■ **TASK TO CARRY OUT**:
Find every line in the records below that holds the word "Hoeyberghs", and copy each one.
■ ■ ■ ■ ■
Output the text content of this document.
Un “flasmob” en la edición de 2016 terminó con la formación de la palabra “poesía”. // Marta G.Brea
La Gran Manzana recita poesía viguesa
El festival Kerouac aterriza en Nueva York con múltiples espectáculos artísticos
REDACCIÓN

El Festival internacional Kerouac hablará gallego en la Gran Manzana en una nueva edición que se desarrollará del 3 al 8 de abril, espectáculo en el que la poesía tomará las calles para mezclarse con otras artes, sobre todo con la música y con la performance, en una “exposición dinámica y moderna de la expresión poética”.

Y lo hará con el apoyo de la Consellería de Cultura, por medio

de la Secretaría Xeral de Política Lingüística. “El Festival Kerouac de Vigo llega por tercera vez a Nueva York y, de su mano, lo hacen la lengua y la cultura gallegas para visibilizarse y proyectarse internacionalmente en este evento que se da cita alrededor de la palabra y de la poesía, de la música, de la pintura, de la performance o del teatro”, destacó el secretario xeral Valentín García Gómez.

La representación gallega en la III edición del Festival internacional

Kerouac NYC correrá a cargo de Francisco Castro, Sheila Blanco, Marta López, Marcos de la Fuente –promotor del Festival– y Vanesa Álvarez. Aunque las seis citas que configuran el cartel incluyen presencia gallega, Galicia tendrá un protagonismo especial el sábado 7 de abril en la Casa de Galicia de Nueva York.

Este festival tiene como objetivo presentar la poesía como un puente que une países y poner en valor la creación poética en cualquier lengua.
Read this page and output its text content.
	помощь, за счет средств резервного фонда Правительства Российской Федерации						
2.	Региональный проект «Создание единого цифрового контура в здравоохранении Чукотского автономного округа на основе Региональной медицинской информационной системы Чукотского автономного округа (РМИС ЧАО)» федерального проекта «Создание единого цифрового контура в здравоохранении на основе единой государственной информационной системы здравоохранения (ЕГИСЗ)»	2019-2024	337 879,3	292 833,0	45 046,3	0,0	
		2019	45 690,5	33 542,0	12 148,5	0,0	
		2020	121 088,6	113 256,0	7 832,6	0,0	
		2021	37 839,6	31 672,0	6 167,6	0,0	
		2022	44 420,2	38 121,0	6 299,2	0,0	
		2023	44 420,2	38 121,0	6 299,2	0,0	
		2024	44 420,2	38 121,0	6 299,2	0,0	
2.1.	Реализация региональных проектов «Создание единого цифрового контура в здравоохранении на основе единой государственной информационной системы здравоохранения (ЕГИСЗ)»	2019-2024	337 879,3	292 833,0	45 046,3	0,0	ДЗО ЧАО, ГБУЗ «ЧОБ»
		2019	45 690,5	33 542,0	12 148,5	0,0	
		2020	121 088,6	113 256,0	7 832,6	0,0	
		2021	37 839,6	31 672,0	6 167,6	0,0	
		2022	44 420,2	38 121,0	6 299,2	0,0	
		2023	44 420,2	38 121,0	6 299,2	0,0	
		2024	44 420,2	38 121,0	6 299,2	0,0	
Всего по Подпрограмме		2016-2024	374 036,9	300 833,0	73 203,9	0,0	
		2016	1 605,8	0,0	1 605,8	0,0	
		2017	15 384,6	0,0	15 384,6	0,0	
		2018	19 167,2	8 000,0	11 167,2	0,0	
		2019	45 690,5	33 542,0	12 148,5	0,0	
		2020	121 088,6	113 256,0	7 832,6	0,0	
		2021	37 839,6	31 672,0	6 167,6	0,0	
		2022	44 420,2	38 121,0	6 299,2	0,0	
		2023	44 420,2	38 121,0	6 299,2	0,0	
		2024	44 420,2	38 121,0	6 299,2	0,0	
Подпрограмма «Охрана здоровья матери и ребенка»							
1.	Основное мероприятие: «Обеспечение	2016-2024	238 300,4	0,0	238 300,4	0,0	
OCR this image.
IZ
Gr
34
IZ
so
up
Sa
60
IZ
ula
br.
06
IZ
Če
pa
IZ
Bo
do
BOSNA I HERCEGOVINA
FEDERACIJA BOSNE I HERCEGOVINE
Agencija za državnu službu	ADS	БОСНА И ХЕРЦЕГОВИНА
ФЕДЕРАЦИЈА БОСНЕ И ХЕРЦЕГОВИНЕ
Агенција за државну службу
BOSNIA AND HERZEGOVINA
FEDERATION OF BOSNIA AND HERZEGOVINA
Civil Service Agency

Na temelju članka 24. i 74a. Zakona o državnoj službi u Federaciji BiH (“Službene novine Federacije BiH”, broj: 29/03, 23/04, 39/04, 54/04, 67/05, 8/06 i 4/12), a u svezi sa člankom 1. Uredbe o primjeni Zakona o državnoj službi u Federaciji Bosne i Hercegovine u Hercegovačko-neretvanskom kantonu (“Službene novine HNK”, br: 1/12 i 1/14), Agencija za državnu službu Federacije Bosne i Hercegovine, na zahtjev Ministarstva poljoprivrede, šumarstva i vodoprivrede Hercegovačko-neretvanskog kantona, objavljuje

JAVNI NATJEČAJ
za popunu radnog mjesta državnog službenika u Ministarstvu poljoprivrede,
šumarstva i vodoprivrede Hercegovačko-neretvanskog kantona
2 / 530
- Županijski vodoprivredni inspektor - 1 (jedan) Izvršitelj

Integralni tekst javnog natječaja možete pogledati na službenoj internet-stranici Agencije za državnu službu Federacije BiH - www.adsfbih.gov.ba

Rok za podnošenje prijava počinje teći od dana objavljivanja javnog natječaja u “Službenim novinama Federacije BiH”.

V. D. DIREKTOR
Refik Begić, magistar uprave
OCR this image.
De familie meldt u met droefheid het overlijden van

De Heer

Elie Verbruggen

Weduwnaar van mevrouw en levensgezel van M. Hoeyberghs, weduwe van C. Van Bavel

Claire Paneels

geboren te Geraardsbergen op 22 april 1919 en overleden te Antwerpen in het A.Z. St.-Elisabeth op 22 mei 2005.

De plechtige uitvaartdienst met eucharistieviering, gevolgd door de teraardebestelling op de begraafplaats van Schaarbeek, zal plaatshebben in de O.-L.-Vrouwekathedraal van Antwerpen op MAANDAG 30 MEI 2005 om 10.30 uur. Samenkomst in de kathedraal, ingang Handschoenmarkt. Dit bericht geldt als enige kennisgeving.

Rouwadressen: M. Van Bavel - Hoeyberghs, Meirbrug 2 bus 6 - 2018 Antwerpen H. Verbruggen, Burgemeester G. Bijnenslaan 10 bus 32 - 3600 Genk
■ ■ ■ ■ ■
■ **RESULT BELOW**:
Weduwnaar van mevrouw en levensgezel van M. Hoeyberghs, weduwe van C. Van Bavel
Rouwadressen: M. Van Bavel - Hoeyberghs, Meirbrug 2 bus 6 - 2018 Antwerpen H. Verbruggen, Burgemeester G. Bijnenslaan 10 bus 32 - 3600 Genk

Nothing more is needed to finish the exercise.